◆ EXERCISE DESCRIPTION ◆
Output the lines below as a Markdown table with the columns Row and Line, numbering each row and skipping blank lines. Leave the pictures out of the table.

** Begin EXERCISE INPUT **

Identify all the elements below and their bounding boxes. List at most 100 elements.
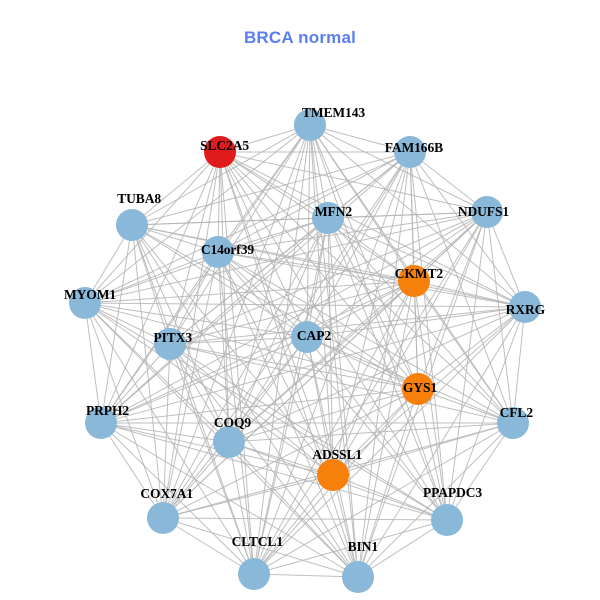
graph-edge [306,306,526,338]
graph-node-label-pitx3: PITX3 [153,330,192,345]
graph-node-ndufs1[interactable] [471,196,503,228]
graph-edge [100,388,419,424]
graph-node-label-myom1: MYOM1 [64,287,116,302]
graph-edge [357,519,448,578]
graph-edge [253,519,448,575]
graph-edge [413,280,514,424]
graph-edge [253,217,329,575]
graph-edge [357,422,514,578]
graph-edge [162,517,255,575]
graph-node-myom1[interactable] [69,287,101,319]
graph-edge [327,217,514,424]
graph-edge [306,217,329,338]
graph-edge [306,336,448,521]
graph-node-tmem143[interactable] [294,109,326,141]
graph-edge [413,280,526,308]
graph-node-c14orf39[interactable] [202,236,234,268]
graph-edge [228,441,255,575]
graph-edge [169,124,311,345]
graph-edge [217,251,308,338]
graph-edge [162,280,415,519]
graph-node-label-fam166b: FAM166B [384,140,443,155]
graph-edge [84,124,311,304]
graph-node-rxrg[interactable] [509,291,541,323]
graph-edge [100,422,448,521]
graph-edge [169,336,308,345]
graph-node-label-bin1: BIN1 [347,539,378,554]
graph-edge [409,151,448,521]
graph-edge [84,302,419,390]
graph-edge [228,151,411,443]
graph-node-fam166b[interactable] [394,136,426,168]
graph-edge [217,251,526,308]
graph-edge [162,474,334,519]
graph-edge [219,151,514,424]
graph-edge [253,306,526,575]
graph-edge [217,251,514,424]
graph-node-cfl2[interactable] [497,407,529,439]
graph-node-ckmt2[interactable] [398,265,430,297]
graph-node-tuba8[interactable] [116,209,148,241]
graph-edge [169,280,415,345]
graph-node-coq9[interactable] [213,426,245,458]
graph-edge [228,124,311,443]
graph-edge [327,217,526,308]
graph-edge [162,124,311,519]
graph-node-label-ckmt2: CKMT2 [394,266,443,281]
graph-edge [413,280,419,390]
graph-edge [169,151,221,345]
graph-edge [219,151,488,213]
graph-node-mfn2[interactable] [312,202,344,234]
graph-edge [332,474,359,578]
graph-node-prph2[interactable] [85,407,117,439]
graph-node-label-slc2a5: SLC2A5 [200,138,249,153]
graph-edge [100,124,311,424]
graph-edge [217,251,230,443]
graph-edge [162,517,448,521]
graph-edge [417,211,488,390]
graph-edge [84,211,488,304]
graph-edge [169,251,219,345]
graph-node-bin1[interactable] [342,561,374,593]
graph-edge [162,388,419,519]
graph-node-cltcl1[interactable] [238,558,270,590]
graph-edge [219,151,334,476]
graph-node-pitx3[interactable] [154,328,186,360]
graph-edge [217,251,255,575]
graph-node-cap2[interactable] [291,321,323,353]
graph-edge [84,280,415,304]
graph-edge [100,422,230,443]
graph-node-label-ppapdc3: PPAPDC3 [422,485,482,500]
graph-node-adssl1[interactable] [317,459,349,491]
graph-edge [253,573,359,578]
graph-edge [306,336,419,390]
graph-edge [228,280,415,443]
graph-edge [131,224,164,519]
graph-edge [309,124,334,476]
graph-edge [327,217,448,521]
graph-node-ppapdc3[interactable] [431,504,463,536]
graph-edge [228,388,419,443]
graph-edge [332,422,514,476]
graph-edge [512,306,526,424]
graph-edge [219,151,308,338]
graph-edge [131,224,255,575]
graph-node-slc2a5[interactable] [204,136,236,168]
graph-edge [131,224,171,345]
graph-edge [100,211,488,424]
graph-edge [100,336,308,424]
graph-edge [131,151,221,226]
graph-edge [253,151,411,575]
graph-edge [327,217,419,390]
graph-edge [162,343,171,519]
graph-edge [169,211,488,345]
graph-edge [100,422,255,575]
graph-node-cox7a1[interactable] [147,502,179,534]
graph-edge [228,441,359,578]
graph-edge [84,302,448,521]
graph-node-gys1[interactable] [402,373,434,405]
graph-node-label-cltcl1: CLTCL1 [231,534,284,549]
graph-edge [253,280,415,575]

** End EXERCISE INPUT **

◆ TASK RESULT ◆
| Row | Line |
|---|---|
| 1 | Identify all the elements below and their bounding boxes. List at most 100 elements. |
| 2 | graph-edge [306,306,526,338] |
| 3 | graph-node-label-pitx3: PITX3 [153,330,192,345] |
| 4 | graph-node-ndufs1[interactable] [471,196,503,228] |
| 5 | graph-edge [100,388,419,424] |
| 6 | graph-node-label-myom1: MYOM1 [64,287,116,302] |
| 7 | graph-edge [357,519,448,578] |
| 8 | graph-edge [253,519,448,575] |
| 9 | graph-edge [413,280,514,424] |
| 10 | graph-edge [253,217,329,575] |
| 11 | graph-edge [357,422,514,578] |
| 12 | graph-edge [162,517,255,575] |
| 13 | graph-node-myom1[interactable] [69,287,101,319] |
| 14 | graph-edge [327,217,514,424] |
| 15 | graph-edge [306,217,329,338] |
| 16 | graph-edge [306,336,448,521] |
| 17 | graph-node-tmem143[interactable] [294,109,326,141] |
| 18 | graph-edge [413,280,526,308] |
| 19 | graph-node-c14orf39[interactable] [202,236,234,268] |
| 20 | graph-edge [228,441,255,575] |
| 21 | graph-edge [169,124,311,345] |
| 22 | graph-edge [217,251,308,338] |
| 23 | graph-edge [162,280,415,519] |
| 24 | graph-node-label-fam166b: FAM166B [384,140,443,155] |
| 25 | graph-edge [84,124,311,304] |
| 26 | graph-node-rxrg[interactable] [509,291,541,323] |
| 27 | graph-edge [100,422,448,521] |
| 28 | graph-edge [169,336,308,345] |
| 29 | graph-node-label-bin1: BIN1 [347,539,378,554] |
| 30 | graph-edge [409,151,448,521] |
| 31 | graph-edge [84,302,419,390] |
| 32 | graph-edge [228,151,411,443] |
| 33 | graph-node-fam166b[interactable] [394,136,426,168] |
| 34 | graph-edge [217,251,526,308] |
| 35 | graph-edge [162,474,334,519] |
| 36 | graph-edge [219,151,514,424] |
| 37 | graph-edge [253,306,526,575] |
| 38 | graph-edge [217,251,514,424] |
| 39 | graph-node-cfl2[interactable] [497,407,529,439] |
| 40 | graph-node-ckmt2[interactable] [398,265,430,297] |
| 41 | graph-node-tuba8[interactable] [116,209,148,241] |
| 42 | graph-edge [169,280,415,345] |
| 43 | graph-node-coq9[interactable] [213,426,245,458] |
| 44 | graph-edge [228,124,311,443] |
| 45 | graph-edge [327,217,526,308] |
| 46 | graph-edge [162,124,311,519] |
| 47 | graph-node-label-ckmt2: CKMT2 [394,266,443,281] |
| 48 | graph-edge [413,280,419,390] |
| 49 | graph-edge [169,151,221,345] |
| 50 | graph-edge [219,151,488,213] |
| 51 | graph-node-mfn2[interactable] [312,202,344,234] |
| 52 | graph-edge [332,474,359,578] |
| 53 | graph-node-prph2[interactable] [85,407,117,439] |
| 54 | graph-node-label-slc2a5: SLC2A5 [200,138,249,153] |
| 55 | graph-edge [100,124,311,424] |
| 56 | graph-edge [217,251,230,443] |
| 57 | graph-edge [162,517,448,521] |
| 58 | graph-edge [417,211,488,390] |
| 59 | graph-edge [84,211,488,304] |
| 60 | graph-edge [169,251,219,345] |
| 61 | graph-node-bin1[interactable] [342,561,374,593] |
| 62 | graph-edge [162,388,419,519] |
| 63 | graph-node-cltcl1[interactable] [238,558,270,590] |
| 64 | graph-edge [219,151,334,476] |
| 65 | graph-node-pitx3[interactable] [154,328,186,360] |
| 66 | graph-edge [217,251,255,575] |
| 67 | graph-node-cap2[interactable] [291,321,323,353] |
| 68 | graph-edge [84,280,415,304] |
| 69 | graph-edge [100,422,230,443] |
| 70 | graph-node-label-ppapdc3: PPAPDC3 [422,485,482,500] |
| 71 | graph-node-adssl1[interactable] [317,459,349,491] |
| 72 | graph-edge [253,573,359,578] |
| 73 | graph-edge [306,336,419,390] |
| 74 | graph-edge [228,280,415,443] |
| 75 | graph-edge [131,224,164,519] |
| 76 | graph-edge [309,124,334,476] |
| 77 | graph-edge [327,217,448,521] |
| 78 | graph-node-ppapdc3[interactable] [431,504,463,536] |
| 79 | graph-edge [228,388,419,443] |
| 80 | graph-edge [332,422,514,476] |
| 81 | graph-edge [512,306,526,424] |
| 82 | graph-edge [219,151,308,338] |
| 83 | graph-edge [131,224,255,575] |
| 84 | graph-node-slc2a5[interactable] [204,136,236,168] |
| 85 | graph-edge [131,224,171,345] |
| 86 | graph-edge [100,211,488,424] |
| 87 | graph-edge [100,336,308,424] |
| 88 | graph-edge [131,151,221,226] |
| 89 | graph-edge [253,151,411,575] |
| 90 | graph-edge [327,217,419,390] |
| 91 | graph-edge [162,343,171,519] |
| 92 | graph-edge [169,211,488,345] |
| 93 | graph-edge [100,422,255,575] |
| 94 | graph-node-cox7a1[interactable] [147,502,179,534] |
| 95 | graph-edge [228,441,359,578] |
| 96 | graph-edge [84,302,448,521] |
| 97 | graph-node-gys1[interactable] [402,373,434,405] |
| 98 | graph-node-label-cltcl1: CLTCL1 [231,534,284,549] |
| 99 | graph-edge [253,280,415,575] |